▶ Supplied records
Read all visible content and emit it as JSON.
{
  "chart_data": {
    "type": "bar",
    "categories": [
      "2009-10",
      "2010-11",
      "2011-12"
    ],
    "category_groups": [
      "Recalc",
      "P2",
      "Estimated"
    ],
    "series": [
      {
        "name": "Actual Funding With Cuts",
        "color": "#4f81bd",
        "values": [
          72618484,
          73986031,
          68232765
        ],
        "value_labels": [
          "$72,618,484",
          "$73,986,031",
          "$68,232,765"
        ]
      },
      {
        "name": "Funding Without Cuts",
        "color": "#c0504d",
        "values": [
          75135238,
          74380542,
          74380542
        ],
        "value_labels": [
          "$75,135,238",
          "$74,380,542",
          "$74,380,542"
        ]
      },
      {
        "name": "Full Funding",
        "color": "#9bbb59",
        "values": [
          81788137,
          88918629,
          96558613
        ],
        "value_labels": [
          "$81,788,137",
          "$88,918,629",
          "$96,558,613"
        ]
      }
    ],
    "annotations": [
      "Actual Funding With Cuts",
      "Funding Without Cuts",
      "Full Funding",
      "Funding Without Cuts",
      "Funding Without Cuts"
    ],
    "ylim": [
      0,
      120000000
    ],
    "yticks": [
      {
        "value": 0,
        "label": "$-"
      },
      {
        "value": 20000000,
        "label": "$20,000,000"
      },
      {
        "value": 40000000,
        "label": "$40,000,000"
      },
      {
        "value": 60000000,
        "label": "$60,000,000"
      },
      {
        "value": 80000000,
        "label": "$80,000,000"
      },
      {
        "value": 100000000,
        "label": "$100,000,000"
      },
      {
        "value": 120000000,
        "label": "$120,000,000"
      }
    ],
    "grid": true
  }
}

▶ Task details
Reproduce the whole listing word for word.

▶ Solution for this problem
Read all visible content and emit it as JSON.
{
  "chart_data": {
    "type": "bar",
    "categories": [
      "2009-10",
      "2010-11",
      "2011-12"
    ],
    "category_groups": [
      "Recalc",
      "P2",
      "Estimated"
    ],
    "series": [
      {
        "name": "Actual Funding With Cuts",
        "color": "#4f81bd",
        "values": [
          72618484,
          73986031,
          68232765
        ],
        "value_labels": [
          "$72,618,484",
          "$73,986,031",
          "$68,232,765"
        ]
      },
      {
        "name": "Funding Without Cuts",
        "color": "#c0504d",
        "values": [
          75135238,
          74380542,
          74380542
        ],
        "value_labels": [
          "$75,135,238",
          "$74,380,542",
          "$74,380,542"
        ]
      },
      {
        "name": "Full Funding",
        "color": "#9bbb59",
        "values": [
          81788137,
          88918629,
          96558613
        ],
        "value_labels": [
          "$81,788,137",
          "$88,918,629",
          "$96,558,613"
        ]
      }
    ],
    "annotations": [
      "Actual Funding With Cuts",
      "Funding Without Cuts",
      "Full Funding",
      "Funding Without Cuts",
      "Funding Without Cuts"
    ],
    "ylim": [
      0,
      120000000
    ],
    "yticks": [
      {
        "value": 0,
        "label": "$-"
      },
      {
        "value": 20000000,
        "label": "$20,000,000"
      },
      {
        "value": 40000000,
        "label": "$40,000,000"
      },
      {
        "value": 60000000,
        "label": "$60,000,000"
      },
      {
        "value": 80000000,
        "label": "$80,000,000"
      },
      {
        "value": 100000000,
        "label": "$100,000,000"
      },
      {
        "value": 120000000,
        "label": "$120,000,000"
      }
    ],
    "grid": true
  }
}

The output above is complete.